:: INSTRUCTIONS FOR THE TASK ::
Filter the listing below, copying every line in which the word "your" appears.

:: GIVEN INFORMATION ::
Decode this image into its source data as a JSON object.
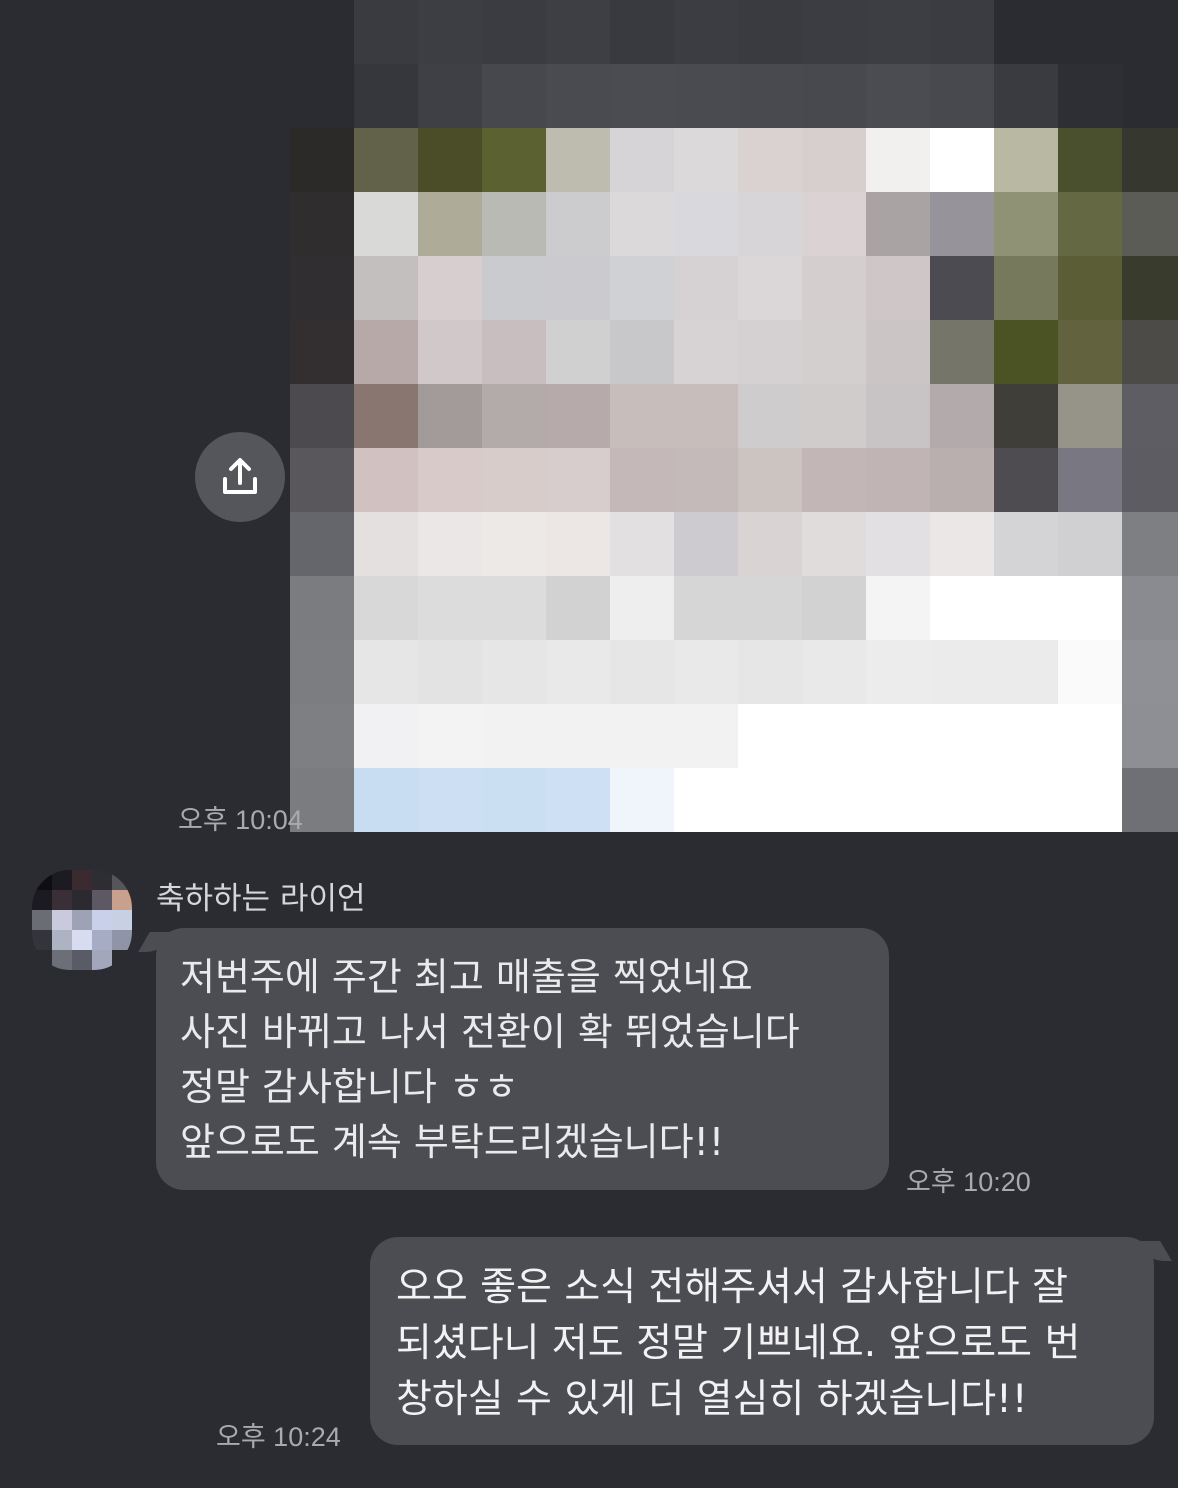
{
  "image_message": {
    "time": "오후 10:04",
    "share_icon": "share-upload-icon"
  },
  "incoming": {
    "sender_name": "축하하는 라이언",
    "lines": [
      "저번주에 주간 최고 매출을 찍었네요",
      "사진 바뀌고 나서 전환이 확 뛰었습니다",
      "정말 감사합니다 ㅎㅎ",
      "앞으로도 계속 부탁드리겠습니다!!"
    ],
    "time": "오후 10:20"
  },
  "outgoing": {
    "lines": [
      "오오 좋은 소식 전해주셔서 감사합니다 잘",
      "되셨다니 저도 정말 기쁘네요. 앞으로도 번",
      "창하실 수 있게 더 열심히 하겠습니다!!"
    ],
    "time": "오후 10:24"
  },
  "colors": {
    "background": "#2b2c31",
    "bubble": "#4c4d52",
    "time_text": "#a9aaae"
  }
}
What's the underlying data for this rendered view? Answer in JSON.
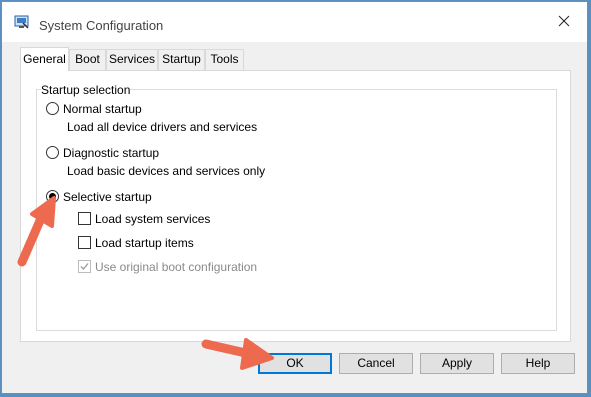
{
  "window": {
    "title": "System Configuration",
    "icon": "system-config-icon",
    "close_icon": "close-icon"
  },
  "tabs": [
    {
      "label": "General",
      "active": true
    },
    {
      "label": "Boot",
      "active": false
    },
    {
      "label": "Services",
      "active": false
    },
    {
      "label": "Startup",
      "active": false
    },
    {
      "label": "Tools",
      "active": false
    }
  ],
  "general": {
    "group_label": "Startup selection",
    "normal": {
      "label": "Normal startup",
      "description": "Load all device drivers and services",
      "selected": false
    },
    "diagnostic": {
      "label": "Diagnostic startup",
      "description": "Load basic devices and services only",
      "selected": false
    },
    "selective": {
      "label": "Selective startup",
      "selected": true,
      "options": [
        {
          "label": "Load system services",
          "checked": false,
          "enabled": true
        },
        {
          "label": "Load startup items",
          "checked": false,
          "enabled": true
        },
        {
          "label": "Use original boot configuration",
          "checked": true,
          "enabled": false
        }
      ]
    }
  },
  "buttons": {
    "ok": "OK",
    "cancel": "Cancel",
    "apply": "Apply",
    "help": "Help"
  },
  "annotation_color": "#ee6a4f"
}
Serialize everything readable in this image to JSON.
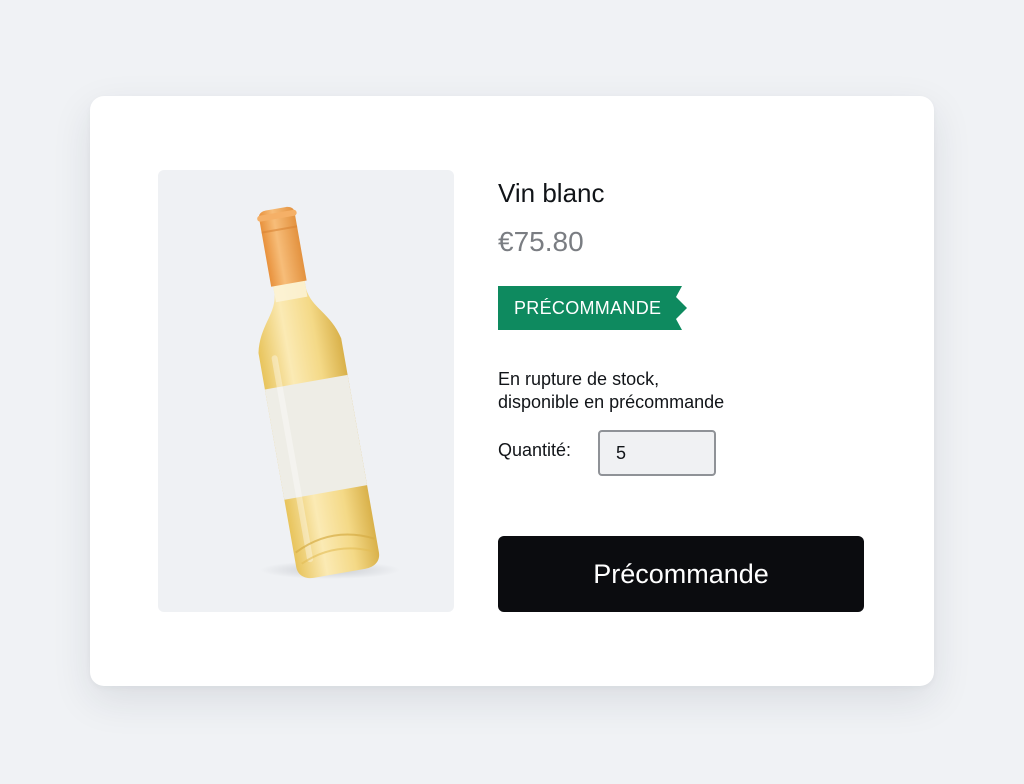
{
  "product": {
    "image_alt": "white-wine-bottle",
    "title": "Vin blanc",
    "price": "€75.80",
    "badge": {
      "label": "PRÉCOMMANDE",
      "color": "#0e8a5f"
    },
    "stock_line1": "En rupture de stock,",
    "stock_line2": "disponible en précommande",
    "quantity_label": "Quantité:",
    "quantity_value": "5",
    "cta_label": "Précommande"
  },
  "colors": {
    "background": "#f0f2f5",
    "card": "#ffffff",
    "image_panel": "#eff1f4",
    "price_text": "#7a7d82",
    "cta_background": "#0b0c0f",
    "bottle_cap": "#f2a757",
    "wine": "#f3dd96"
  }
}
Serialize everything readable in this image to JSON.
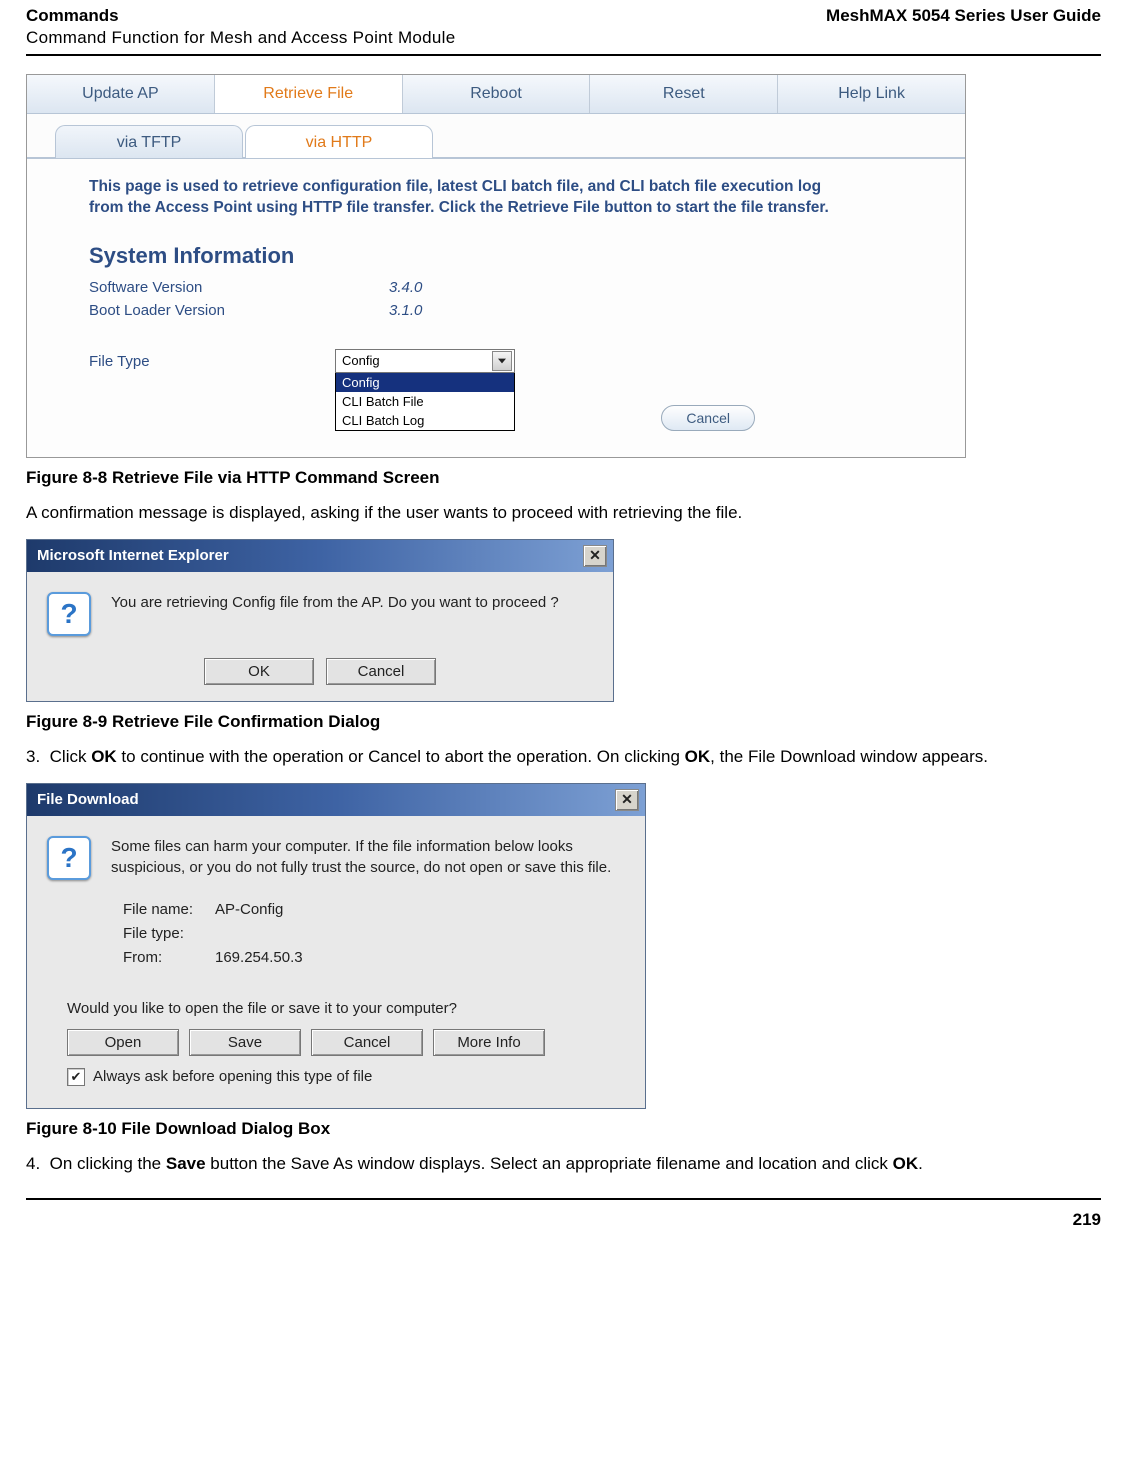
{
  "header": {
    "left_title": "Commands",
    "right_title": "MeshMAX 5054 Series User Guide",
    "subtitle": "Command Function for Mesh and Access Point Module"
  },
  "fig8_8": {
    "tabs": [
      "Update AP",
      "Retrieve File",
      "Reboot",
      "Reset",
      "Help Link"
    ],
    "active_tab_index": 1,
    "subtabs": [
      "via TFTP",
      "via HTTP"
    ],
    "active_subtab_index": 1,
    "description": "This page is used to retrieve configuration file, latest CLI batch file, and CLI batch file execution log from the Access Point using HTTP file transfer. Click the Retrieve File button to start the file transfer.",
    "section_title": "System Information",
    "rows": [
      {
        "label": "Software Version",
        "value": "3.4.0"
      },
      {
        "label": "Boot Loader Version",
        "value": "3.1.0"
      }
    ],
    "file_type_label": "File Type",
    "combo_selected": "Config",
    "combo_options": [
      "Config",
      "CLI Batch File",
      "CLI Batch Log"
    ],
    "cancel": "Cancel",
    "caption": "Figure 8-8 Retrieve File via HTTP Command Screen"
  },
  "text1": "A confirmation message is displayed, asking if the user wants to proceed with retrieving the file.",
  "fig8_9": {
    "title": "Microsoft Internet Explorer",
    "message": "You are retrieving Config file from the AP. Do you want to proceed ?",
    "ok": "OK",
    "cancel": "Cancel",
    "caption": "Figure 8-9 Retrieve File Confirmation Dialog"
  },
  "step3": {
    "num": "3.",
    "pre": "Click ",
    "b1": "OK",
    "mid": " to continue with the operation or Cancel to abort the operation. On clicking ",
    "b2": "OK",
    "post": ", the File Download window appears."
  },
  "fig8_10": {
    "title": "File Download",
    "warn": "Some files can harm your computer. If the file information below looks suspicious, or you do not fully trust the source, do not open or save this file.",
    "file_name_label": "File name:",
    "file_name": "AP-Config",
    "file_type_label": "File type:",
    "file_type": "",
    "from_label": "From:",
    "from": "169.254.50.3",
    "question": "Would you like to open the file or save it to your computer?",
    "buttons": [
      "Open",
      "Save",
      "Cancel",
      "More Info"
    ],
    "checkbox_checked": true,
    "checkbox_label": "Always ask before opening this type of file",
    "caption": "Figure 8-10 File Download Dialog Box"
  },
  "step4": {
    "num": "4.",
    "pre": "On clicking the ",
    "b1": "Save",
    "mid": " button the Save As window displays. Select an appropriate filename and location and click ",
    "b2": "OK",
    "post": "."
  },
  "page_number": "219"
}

:: EXERCISE OUTPUT ::
    "warn": "Some files can harm your computer. If the file information below looks suspicious, or you do not fully trust the source, do not open or save this file.",
    "question": "Would you like to open the file or save it to your computer?",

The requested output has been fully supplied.